== To do ==
Retype the material in full, keeping every word the same.

Stored entries:
-- start --

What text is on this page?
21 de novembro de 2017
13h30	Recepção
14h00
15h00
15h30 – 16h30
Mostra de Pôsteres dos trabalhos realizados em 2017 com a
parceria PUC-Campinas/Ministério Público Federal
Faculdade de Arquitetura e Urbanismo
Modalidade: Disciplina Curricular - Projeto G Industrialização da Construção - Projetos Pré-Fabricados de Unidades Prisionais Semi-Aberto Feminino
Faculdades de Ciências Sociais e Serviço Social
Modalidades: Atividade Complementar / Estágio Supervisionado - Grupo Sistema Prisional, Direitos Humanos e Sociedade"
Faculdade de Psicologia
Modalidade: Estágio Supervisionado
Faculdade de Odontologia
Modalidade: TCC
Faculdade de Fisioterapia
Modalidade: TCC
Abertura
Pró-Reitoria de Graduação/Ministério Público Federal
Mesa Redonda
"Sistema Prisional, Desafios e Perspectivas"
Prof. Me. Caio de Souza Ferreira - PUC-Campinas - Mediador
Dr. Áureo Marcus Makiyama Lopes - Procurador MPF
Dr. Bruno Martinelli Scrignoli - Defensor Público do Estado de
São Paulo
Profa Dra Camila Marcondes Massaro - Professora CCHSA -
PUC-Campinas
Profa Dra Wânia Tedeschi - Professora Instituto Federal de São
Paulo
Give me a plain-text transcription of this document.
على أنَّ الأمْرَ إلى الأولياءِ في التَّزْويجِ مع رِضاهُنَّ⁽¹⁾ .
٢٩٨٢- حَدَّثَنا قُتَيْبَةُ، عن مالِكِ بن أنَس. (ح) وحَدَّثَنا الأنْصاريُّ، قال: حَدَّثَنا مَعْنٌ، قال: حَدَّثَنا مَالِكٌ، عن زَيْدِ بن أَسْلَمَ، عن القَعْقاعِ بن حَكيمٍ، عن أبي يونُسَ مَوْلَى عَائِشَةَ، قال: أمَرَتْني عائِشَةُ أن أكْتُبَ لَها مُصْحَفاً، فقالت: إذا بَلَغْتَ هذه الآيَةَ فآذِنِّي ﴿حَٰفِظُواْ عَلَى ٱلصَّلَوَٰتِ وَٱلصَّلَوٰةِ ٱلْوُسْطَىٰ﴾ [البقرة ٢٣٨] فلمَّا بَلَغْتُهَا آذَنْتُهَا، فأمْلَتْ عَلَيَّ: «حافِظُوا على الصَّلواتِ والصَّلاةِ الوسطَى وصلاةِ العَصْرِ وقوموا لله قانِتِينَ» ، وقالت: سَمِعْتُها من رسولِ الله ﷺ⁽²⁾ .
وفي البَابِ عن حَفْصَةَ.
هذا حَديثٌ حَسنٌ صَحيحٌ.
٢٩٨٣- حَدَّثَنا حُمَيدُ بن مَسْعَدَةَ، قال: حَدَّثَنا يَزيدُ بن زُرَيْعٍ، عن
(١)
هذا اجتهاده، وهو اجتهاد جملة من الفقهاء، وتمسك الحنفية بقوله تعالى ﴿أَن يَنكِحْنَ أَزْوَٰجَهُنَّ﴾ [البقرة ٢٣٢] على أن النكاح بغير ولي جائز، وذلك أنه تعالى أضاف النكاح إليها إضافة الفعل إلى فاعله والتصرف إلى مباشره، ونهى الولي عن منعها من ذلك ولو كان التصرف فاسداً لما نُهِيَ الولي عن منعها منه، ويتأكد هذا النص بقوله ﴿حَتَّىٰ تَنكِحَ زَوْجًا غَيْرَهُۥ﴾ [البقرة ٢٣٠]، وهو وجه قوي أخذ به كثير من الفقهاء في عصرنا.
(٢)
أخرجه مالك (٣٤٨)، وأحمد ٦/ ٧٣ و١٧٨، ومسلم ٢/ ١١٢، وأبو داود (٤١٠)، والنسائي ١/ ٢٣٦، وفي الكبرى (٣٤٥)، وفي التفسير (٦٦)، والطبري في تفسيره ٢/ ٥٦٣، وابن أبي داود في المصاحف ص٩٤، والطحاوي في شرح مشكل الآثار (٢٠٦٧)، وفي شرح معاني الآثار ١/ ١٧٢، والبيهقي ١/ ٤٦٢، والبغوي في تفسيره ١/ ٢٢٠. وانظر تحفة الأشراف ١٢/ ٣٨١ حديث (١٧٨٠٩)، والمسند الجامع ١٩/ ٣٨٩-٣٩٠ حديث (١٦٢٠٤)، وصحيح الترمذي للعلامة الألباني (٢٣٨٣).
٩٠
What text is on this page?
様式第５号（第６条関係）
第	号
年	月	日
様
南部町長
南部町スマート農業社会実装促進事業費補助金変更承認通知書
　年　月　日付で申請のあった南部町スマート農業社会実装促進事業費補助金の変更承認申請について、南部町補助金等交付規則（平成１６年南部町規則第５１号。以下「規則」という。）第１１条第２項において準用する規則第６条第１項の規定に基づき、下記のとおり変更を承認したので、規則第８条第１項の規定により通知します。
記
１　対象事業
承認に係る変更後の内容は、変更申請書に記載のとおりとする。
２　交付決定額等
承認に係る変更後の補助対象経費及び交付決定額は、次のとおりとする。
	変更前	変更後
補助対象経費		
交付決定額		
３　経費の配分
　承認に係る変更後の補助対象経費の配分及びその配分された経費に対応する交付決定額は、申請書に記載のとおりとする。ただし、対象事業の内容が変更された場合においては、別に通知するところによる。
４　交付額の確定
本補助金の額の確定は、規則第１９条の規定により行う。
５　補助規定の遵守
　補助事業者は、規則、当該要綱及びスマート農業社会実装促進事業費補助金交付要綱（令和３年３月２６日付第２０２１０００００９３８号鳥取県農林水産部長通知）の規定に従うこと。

-- end --

== Correct response ==
What text is on this page?
21 de novembro de 2017
13h30	Recepção
14h00
15h00
15h30 – 16h30
Mostra de Pôsteres dos trabalhos realizados em 2017 com a
parceria PUC-Campinas/Ministério Público Federal
Faculdade de Arquitetura e Urbanismo
Modalidade: Disciplina Curricular - Projeto G Industrialização da Construção - Projetos Pré-Fabricados de Unidades Prisionais Semi-Aberto Feminino
Faculdades de Ciências Sociais e Serviço Social
Modalidades: Atividade Complementar / Estágio Supervisionado - Grupo Sistema Prisional, Direitos Humanos e Sociedade"
Faculdade de Psicologia
Modalidade: Estágio Supervisionado
Faculdade de Odontologia
Modalidade: TCC
Faculdade de Fisioterapia
Modalidade: TCC
Abertura
Pró-Reitoria de Graduação/Ministério Público Federal
Mesa Redonda
"Sistema Prisional, Desafios e Perspectivas"
Prof. Me. Caio de Souza Ferreira - PUC-Campinas - Mediador
Dr. Áureo Marcus Makiyama Lopes - Procurador MPF
Dr. Bruno Martinelli Scrignoli - Defensor Público do Estado de
São Paulo
Profa Dra Camila Marcondes Massaro - Professora CCHSA -
PUC-Campinas
Profa Dra Wânia Tedeschi - Professora Instituto Federal de São
Paulo
Give me a plain-text transcription of this document.
على أنَّ الأمْرَ إلى الأولياءِ في التَّزْويجِ مع رِضاهُنَّ⁽¹⁾ .
٢٩٨٢- حَدَّثَنا قُتَيْبَةُ، عن مالِكِ بن أنَس. (ح) وحَدَّثَنا الأنْصاريُّ، قال: حَدَّثَنا مَعْنٌ، قال: حَدَّثَنا مَالِكٌ، عن زَيْدِ بن أَسْلَمَ، عن القَعْقاعِ بن حَكيمٍ، عن أبي يونُسَ مَوْلَى عَائِشَةَ، قال: أمَرَتْني عائِشَةُ أن أكْتُبَ لَها مُصْحَفاً، فقالت: إذا بَلَغْتَ هذه الآيَةَ فآذِنِّي ﴿حَٰفِظُواْ عَلَى ٱلصَّلَوَٰتِ وَٱلصَّلَوٰةِ ٱلْوُسْطَىٰ﴾ [البقرة ٢٣٨] فلمَّا بَلَغْتُهَا آذَنْتُهَا، فأمْلَتْ عَلَيَّ: «حافِظُوا على الصَّلواتِ والصَّلاةِ الوسطَى وصلاةِ العَصْرِ وقوموا لله قانِتِينَ» ، وقالت: سَمِعْتُها من رسولِ الله ﷺ⁽²⁾ .
وفي البَابِ عن حَفْصَةَ.
هذا حَديثٌ حَسنٌ صَحيحٌ.
٢٩٨٣- حَدَّثَنا حُمَيدُ بن مَسْعَدَةَ، قال: حَدَّثَنا يَزيدُ بن زُرَيْعٍ، عن
(١)
هذا اجتهاده، وهو اجتهاد جملة من الفقهاء، وتمسك الحنفية بقوله تعالى ﴿أَن يَنكِحْنَ أَزْوَٰجَهُنَّ﴾ [البقرة ٢٣٢] على أن النكاح بغير ولي جائز، وذلك أنه تعالى أضاف النكاح إليها إضافة الفعل إلى فاعله والتصرف إلى مباشره، ونهى الولي عن منعها من ذلك ولو كان التصرف فاسداً لما نُهِيَ الولي عن منعها منه، ويتأكد هذا النص بقوله ﴿حَتَّىٰ تَنكِحَ زَوْجًا غَيْرَهُۥ﴾ [البقرة ٢٣٠]، وهو وجه قوي أخذ به كثير من الفقهاء في عصرنا.
(٢)
أخرجه مالك (٣٤٨)، وأحمد ٦/ ٧٣ و١٧٨، ومسلم ٢/ ١١٢، وأبو داود (٤١٠)، والنسائي ١/ ٢٣٦، وفي الكبرى (٣٤٥)، وفي التفسير (٦٦)، والطبري في تفسيره ٢/ ٥٦٣، وابن أبي داود في المصاحف ص٩٤، والطحاوي في شرح مشكل الآثار (٢٠٦٧)، وفي شرح معاني الآثار ١/ ١٧٢، والبيهقي ١/ ٤٦٢، والبغوي في تفسيره ١/ ٢٢٠. وانظر تحفة الأشراف ١٢/ ٣٨١ حديث (١٧٨٠٩)، والمسند الجامع ١٩/ ٣٨٩-٣٩٠ حديث (١٦٢٠٤)، وصحيح الترمذي للعلامة الألباني (٢٣٨٣).
٩٠
What text is on this page?
様式第５号（第６条関係）
第	号
年	月	日
様
南部町長
南部町スマート農業社会実装促進事業費補助金変更承認通知書
　年　月　日付で申請のあった南部町スマート農業社会実装促進事業費補助金の変更承認申請について、南部町補助金等交付規則（平成１６年南部町規則第５１号。以下「規則」という。）第１１条第２項において準用する規則第６条第１項の規定に基づき、下記のとおり変更を承認したので、規則第８条第１項の規定により通知します。
記
１　対象事業
承認に係る変更後の内容は、変更申請書に記載のとおりとする。
２　交付決定額等
承認に係る変更後の補助対象経費及び交付決定額は、次のとおりとする。
	変更前	変更後
補助対象経費		
交付決定額		
３　経費の配分
　承認に係る変更後の補助対象経費の配分及びその配分された経費に対応する交付決定額は、申請書に記載のとおりとする。ただし、対象事業の内容が変更された場合においては、別に通知するところによる。
４　交付額の確定
本補助金の額の確定は、規則第１９条の規定により行う。
５　補助規定の遵守
　補助事業者は、規則、当該要綱及びスマート農業社会実装促進事業費補助金交付要綱（令和３年３月２６日付第２０２１０００００９３８号鳥取県農林水産部長通知）の規定に従うこと。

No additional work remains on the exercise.